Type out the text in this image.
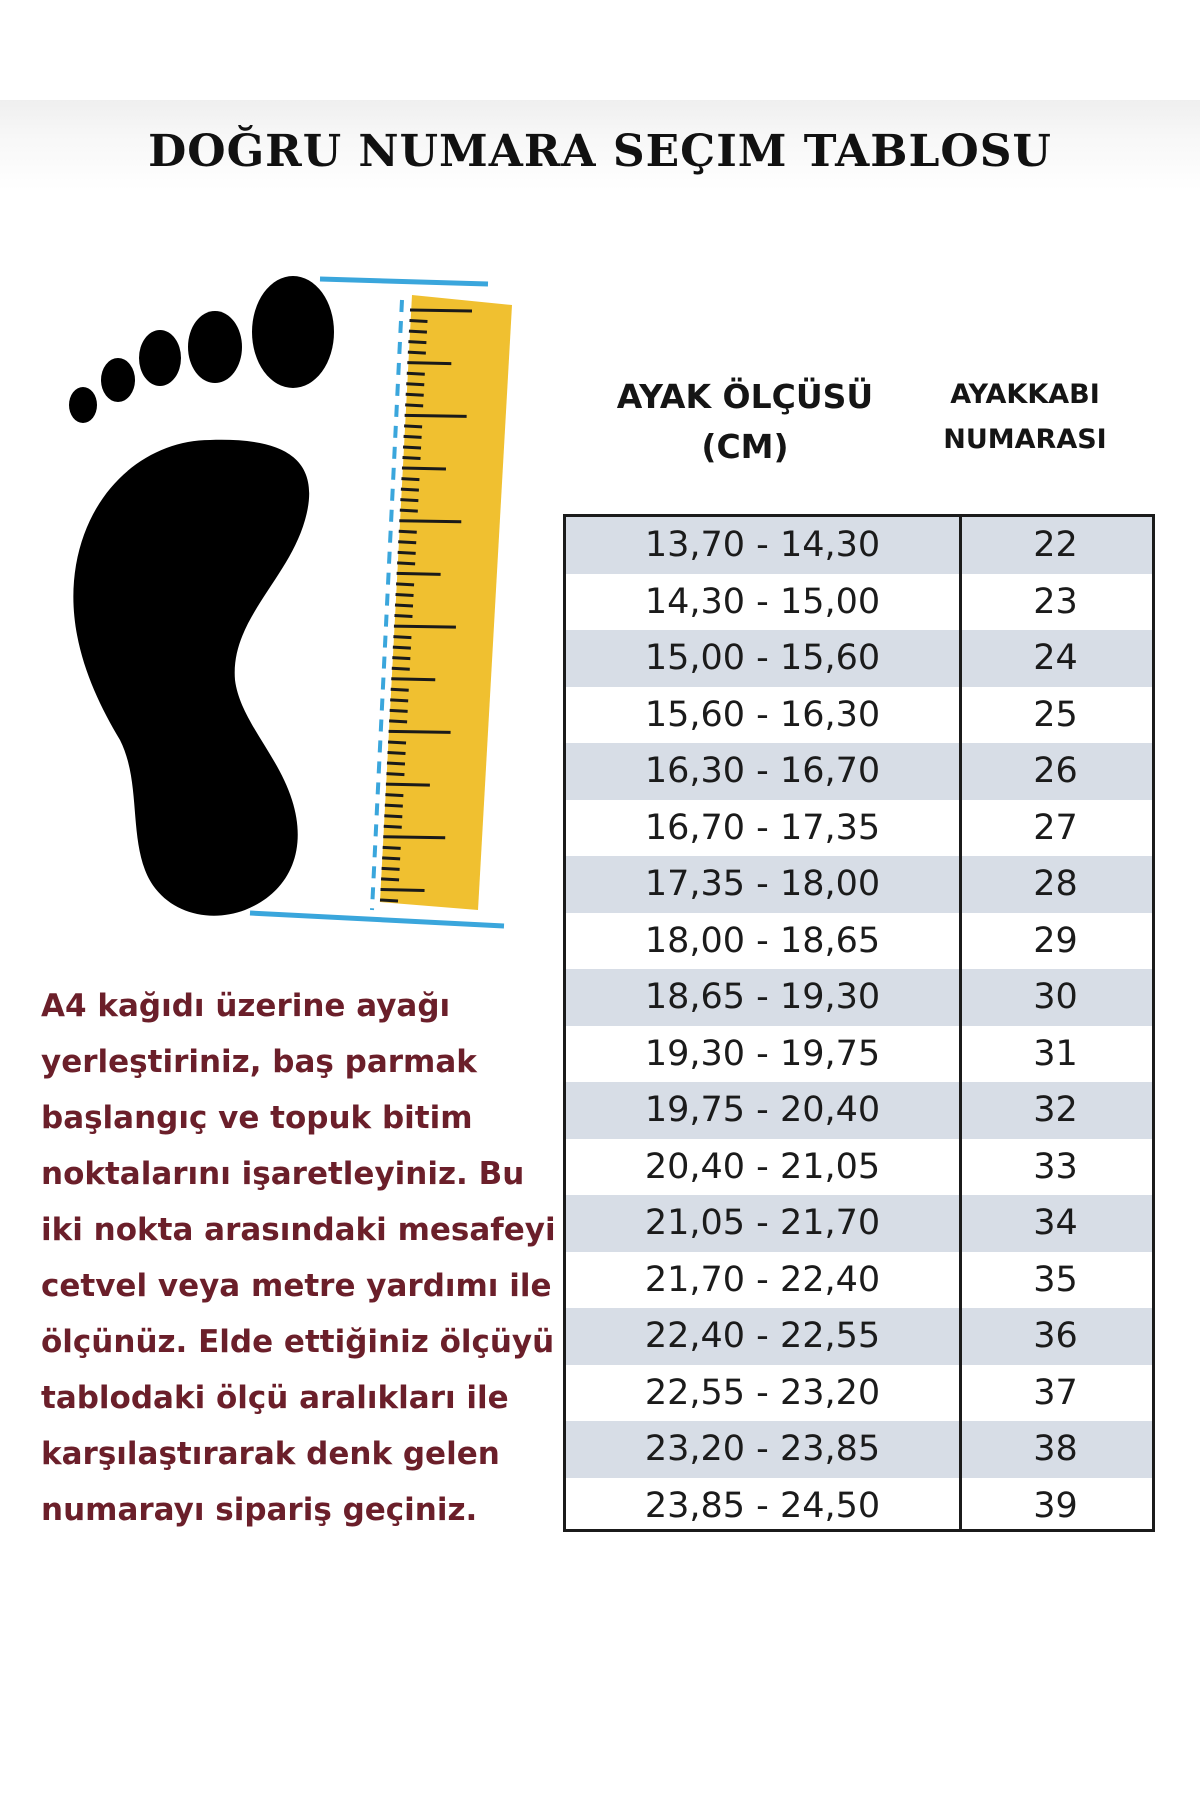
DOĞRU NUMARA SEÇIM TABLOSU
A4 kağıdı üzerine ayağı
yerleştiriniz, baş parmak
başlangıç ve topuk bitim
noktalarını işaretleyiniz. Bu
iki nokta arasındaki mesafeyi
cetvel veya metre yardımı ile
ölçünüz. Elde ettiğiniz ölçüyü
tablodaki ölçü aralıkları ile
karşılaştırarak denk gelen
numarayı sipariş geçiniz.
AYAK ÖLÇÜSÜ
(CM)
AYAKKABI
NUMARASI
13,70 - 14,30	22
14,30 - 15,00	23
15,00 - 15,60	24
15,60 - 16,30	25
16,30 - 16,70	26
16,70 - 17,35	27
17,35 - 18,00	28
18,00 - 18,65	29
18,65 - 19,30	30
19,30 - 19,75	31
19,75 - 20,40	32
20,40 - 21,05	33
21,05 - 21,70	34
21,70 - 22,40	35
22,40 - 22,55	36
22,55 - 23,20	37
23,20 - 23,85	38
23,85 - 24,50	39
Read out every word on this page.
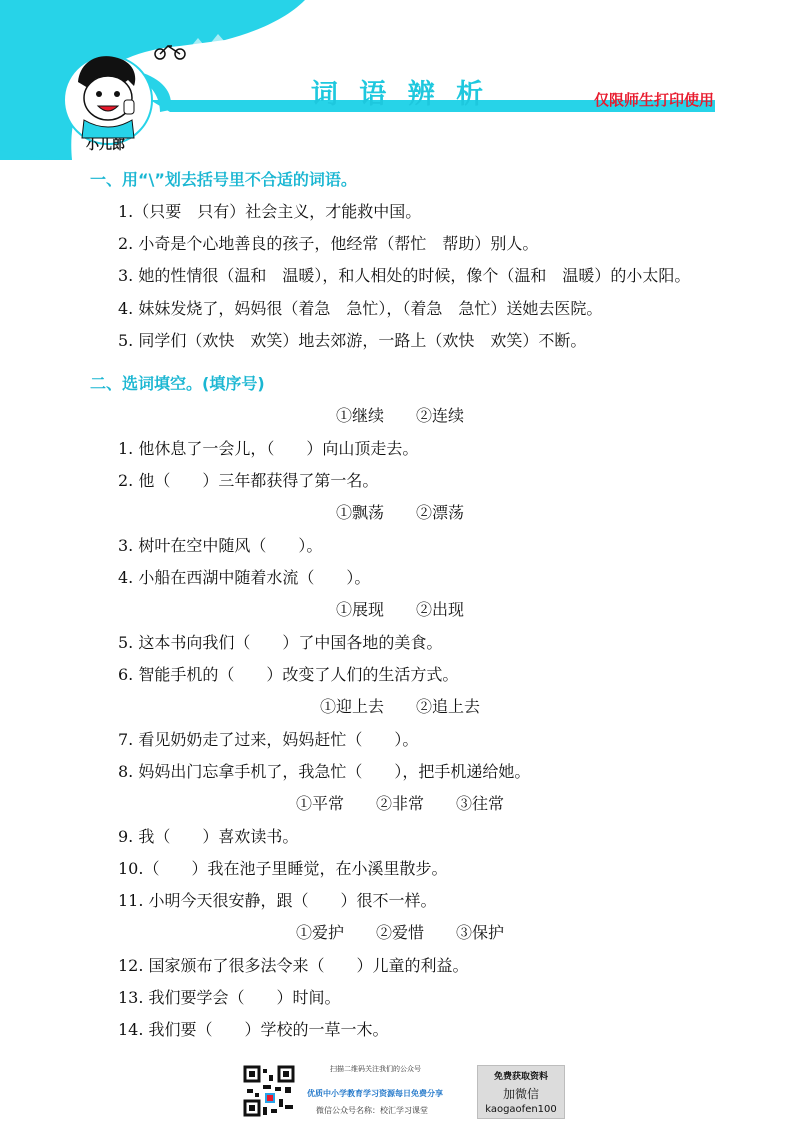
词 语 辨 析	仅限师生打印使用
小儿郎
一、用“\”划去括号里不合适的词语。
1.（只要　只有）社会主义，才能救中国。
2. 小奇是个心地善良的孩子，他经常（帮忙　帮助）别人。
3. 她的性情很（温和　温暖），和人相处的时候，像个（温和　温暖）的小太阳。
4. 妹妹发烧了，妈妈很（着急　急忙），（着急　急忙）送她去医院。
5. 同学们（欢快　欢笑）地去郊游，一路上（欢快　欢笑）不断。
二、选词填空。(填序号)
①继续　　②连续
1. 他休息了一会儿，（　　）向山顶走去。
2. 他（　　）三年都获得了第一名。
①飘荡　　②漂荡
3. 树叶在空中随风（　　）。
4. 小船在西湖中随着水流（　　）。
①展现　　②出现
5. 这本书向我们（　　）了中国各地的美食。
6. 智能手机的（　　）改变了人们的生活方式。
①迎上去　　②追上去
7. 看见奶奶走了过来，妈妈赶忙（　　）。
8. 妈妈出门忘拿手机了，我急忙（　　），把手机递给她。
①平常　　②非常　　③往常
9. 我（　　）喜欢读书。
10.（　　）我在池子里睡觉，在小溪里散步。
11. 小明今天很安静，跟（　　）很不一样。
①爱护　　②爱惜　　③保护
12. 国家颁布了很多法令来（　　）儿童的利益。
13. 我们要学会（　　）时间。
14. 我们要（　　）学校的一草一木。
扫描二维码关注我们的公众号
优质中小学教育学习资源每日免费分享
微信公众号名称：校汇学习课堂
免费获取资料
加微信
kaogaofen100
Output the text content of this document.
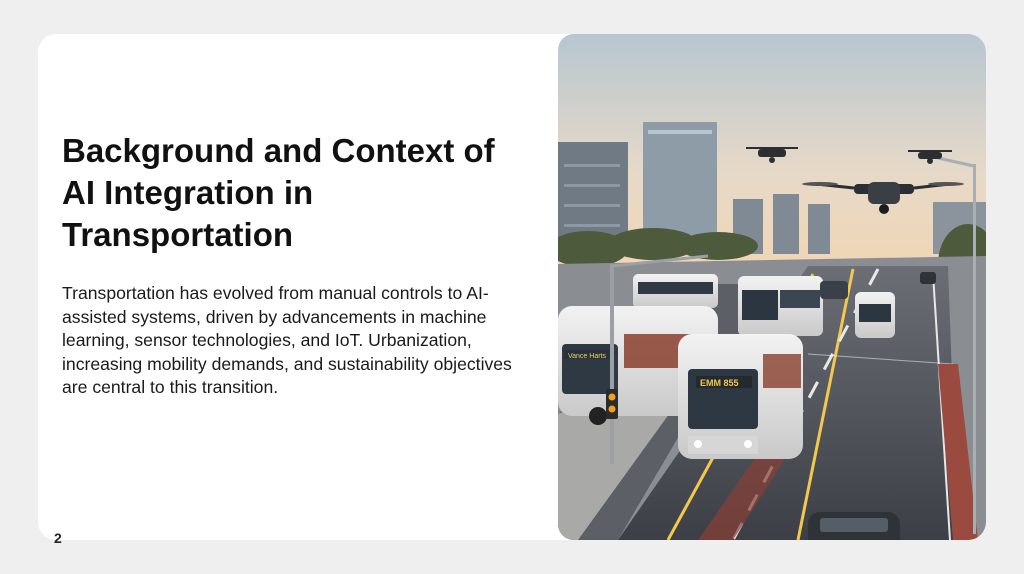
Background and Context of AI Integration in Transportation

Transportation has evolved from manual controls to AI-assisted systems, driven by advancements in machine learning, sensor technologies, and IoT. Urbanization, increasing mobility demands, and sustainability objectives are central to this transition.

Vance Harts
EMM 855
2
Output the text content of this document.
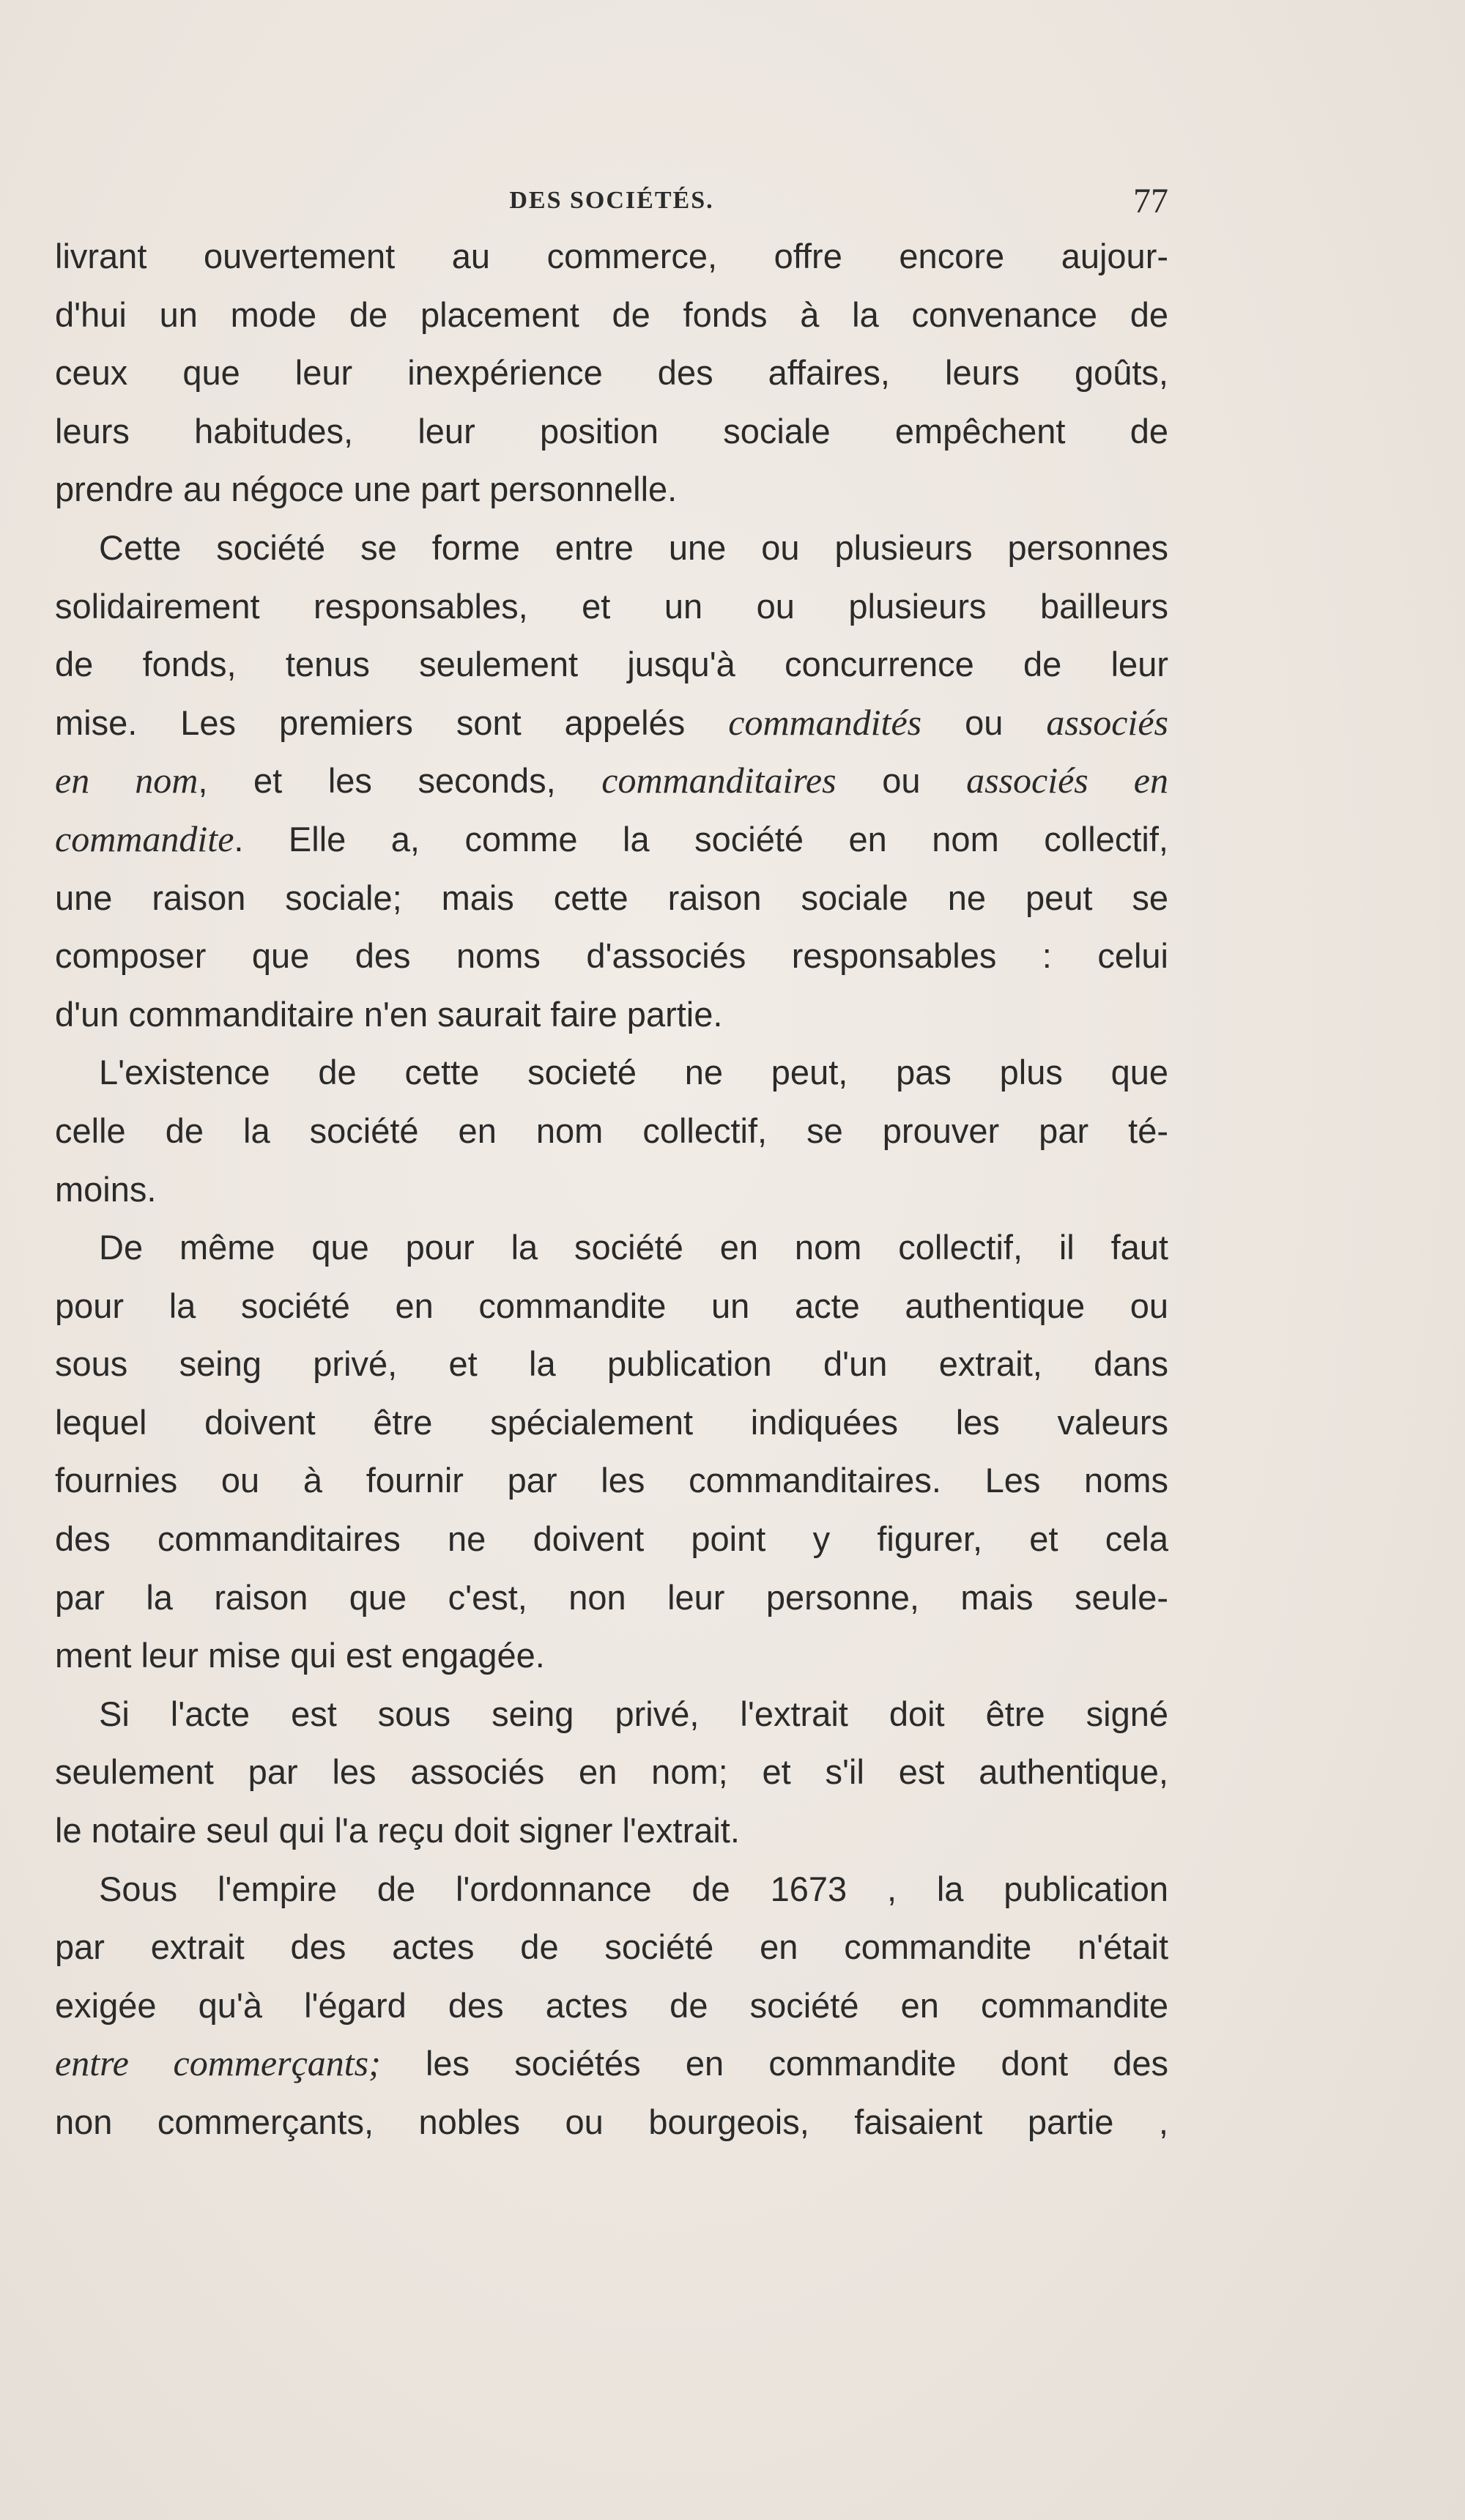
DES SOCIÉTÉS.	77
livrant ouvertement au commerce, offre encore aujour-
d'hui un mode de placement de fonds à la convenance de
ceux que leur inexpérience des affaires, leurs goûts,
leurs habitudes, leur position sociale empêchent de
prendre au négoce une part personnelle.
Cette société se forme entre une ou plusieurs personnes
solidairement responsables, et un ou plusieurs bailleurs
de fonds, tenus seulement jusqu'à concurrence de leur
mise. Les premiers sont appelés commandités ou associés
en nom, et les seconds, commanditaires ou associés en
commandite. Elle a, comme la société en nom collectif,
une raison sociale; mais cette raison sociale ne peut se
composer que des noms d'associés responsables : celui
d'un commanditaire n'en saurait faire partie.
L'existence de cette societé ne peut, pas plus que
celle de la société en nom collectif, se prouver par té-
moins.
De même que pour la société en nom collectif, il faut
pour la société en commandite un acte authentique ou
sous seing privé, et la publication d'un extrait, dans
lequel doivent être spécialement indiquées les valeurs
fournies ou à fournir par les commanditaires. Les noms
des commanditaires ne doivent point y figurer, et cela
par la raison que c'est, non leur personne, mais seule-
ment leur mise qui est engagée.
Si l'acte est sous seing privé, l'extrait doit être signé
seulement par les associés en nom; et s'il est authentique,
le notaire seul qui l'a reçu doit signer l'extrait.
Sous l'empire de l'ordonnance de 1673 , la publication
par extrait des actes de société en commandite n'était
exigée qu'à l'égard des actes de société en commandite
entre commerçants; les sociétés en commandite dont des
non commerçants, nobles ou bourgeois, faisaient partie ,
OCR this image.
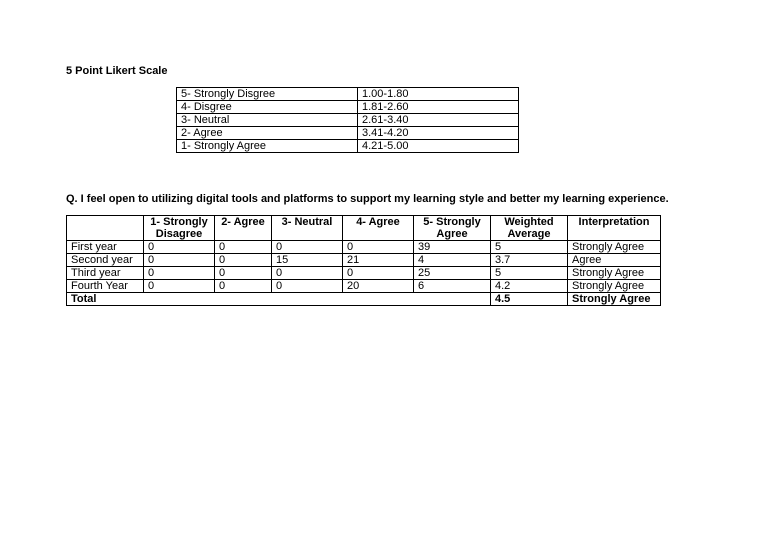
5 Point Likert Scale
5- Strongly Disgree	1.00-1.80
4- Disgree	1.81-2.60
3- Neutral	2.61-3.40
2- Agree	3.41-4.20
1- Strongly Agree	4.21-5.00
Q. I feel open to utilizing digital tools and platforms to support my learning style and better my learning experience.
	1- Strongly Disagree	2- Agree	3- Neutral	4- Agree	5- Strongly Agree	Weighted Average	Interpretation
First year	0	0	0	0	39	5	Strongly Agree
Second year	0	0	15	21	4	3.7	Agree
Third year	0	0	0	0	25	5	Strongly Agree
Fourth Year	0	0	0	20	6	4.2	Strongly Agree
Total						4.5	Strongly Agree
┄┄┄┄┄┄
Check each line of the records above for the string "partie", and report every line that has it.

d'un commanditaire n'en saurait faire partie.
non commerçants, nobles ou bourgeois, faisaient partie ,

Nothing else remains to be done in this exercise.